* **What is expected**:
Pick out every line with the word "JSON" and copy it.

* **Given data**:

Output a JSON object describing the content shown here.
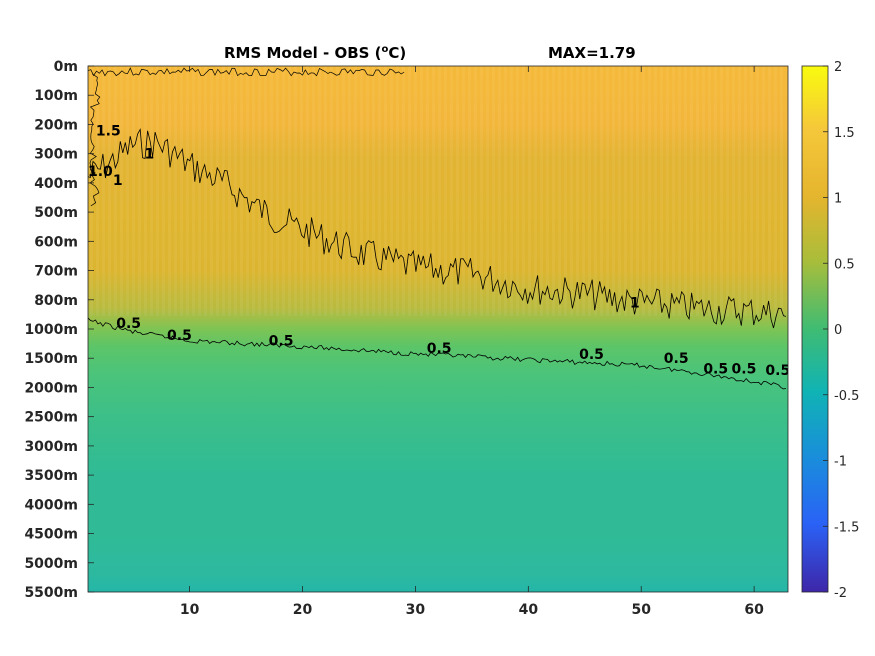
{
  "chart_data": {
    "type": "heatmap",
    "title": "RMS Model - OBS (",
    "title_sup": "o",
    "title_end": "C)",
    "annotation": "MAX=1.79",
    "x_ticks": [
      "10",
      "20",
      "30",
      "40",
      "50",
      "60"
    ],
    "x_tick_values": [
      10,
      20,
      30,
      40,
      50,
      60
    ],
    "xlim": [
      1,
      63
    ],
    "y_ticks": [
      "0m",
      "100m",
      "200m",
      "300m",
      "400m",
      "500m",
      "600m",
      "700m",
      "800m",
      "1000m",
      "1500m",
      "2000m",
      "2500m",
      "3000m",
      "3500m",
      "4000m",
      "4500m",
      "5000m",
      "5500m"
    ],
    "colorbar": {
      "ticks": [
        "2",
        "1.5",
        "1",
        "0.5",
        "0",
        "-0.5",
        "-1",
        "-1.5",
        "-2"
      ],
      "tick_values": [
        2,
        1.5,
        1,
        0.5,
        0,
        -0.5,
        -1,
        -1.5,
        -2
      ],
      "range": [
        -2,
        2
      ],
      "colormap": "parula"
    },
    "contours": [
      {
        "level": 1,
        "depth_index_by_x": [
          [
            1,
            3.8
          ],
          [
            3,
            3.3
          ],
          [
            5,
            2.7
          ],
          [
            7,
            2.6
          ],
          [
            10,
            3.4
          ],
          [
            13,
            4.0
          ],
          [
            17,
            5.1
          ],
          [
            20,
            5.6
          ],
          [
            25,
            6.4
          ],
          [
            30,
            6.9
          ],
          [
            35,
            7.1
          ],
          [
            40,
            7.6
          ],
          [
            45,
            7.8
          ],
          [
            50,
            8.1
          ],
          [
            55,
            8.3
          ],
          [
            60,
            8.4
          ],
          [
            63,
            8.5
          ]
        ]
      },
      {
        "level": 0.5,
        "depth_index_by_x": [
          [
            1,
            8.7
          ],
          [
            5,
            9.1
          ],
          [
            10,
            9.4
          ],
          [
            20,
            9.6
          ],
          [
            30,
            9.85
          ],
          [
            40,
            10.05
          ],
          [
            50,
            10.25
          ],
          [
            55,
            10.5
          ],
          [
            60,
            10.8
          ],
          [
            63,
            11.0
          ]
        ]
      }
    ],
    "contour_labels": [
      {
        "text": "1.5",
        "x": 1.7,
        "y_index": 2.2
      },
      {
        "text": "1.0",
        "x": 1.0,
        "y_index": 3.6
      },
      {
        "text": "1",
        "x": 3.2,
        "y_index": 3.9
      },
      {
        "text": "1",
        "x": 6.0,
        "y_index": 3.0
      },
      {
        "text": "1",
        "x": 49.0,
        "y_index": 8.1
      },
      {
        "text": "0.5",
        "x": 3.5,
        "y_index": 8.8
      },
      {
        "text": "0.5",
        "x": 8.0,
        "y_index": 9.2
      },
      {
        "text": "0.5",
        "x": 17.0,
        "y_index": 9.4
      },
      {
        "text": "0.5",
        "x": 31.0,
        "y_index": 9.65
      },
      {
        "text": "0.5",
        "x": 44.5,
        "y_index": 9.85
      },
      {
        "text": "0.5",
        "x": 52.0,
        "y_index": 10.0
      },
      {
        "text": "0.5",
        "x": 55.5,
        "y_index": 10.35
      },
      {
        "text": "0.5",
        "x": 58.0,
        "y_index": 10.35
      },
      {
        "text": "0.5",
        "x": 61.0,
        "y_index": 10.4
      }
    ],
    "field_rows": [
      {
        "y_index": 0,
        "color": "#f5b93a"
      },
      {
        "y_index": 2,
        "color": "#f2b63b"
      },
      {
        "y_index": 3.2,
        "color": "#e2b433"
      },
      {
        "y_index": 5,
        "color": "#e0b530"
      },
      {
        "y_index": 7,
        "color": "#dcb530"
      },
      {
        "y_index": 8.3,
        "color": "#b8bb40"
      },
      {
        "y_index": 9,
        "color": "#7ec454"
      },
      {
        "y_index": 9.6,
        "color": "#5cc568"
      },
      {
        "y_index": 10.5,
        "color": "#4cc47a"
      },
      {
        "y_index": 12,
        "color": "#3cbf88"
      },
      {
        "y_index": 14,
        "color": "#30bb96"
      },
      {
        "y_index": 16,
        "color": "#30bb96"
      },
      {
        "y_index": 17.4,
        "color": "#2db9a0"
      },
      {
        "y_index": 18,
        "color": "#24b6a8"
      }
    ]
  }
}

---

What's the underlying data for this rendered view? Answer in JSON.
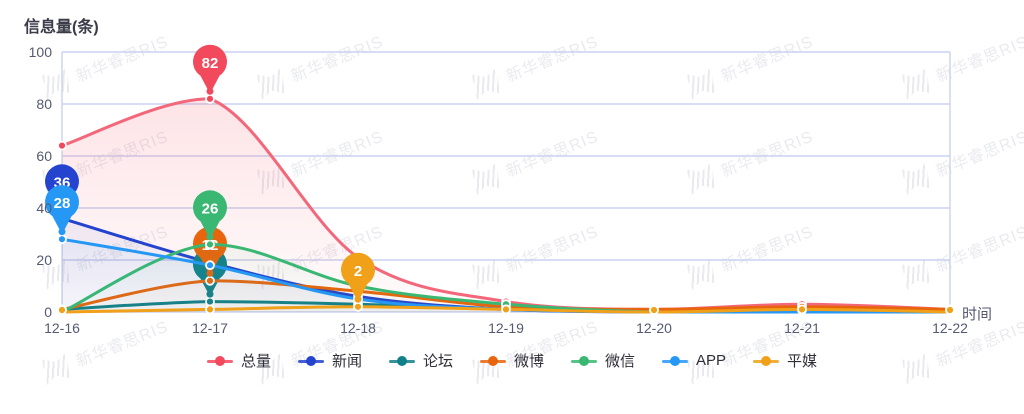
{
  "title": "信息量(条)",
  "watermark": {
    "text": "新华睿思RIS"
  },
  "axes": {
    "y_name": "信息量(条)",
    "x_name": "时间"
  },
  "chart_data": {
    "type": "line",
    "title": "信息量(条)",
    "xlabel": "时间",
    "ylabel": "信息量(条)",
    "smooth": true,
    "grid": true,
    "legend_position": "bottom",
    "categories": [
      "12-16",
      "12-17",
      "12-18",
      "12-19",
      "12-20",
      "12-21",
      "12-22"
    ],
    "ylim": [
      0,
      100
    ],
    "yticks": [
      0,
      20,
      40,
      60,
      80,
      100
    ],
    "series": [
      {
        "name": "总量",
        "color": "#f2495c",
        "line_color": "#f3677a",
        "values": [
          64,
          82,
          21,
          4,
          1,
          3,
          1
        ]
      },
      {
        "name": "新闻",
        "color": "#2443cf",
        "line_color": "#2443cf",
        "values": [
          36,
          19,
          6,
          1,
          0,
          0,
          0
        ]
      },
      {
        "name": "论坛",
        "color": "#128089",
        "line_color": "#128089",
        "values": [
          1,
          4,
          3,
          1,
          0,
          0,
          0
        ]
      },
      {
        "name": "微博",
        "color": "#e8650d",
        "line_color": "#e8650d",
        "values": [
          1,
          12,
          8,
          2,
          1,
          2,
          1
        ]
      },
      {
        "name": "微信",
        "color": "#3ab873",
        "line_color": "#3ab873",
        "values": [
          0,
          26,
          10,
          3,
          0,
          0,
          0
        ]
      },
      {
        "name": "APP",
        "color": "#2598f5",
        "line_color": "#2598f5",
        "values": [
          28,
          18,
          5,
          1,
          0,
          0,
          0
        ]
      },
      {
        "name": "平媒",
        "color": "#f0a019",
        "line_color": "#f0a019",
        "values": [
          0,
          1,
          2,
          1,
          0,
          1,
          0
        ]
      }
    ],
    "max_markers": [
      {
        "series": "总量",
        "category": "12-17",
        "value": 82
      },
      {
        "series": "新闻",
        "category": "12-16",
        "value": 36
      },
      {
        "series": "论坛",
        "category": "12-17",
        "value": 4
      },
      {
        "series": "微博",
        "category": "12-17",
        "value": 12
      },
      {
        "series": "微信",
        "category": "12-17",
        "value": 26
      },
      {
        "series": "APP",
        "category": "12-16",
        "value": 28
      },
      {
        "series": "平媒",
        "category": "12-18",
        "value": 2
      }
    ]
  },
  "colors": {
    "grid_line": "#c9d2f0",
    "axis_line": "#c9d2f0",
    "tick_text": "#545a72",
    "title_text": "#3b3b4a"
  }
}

* **Worked answer**:
Output a JSON object describing the content shown here.
What's the underlying data for this rendered view? Answer in JSON.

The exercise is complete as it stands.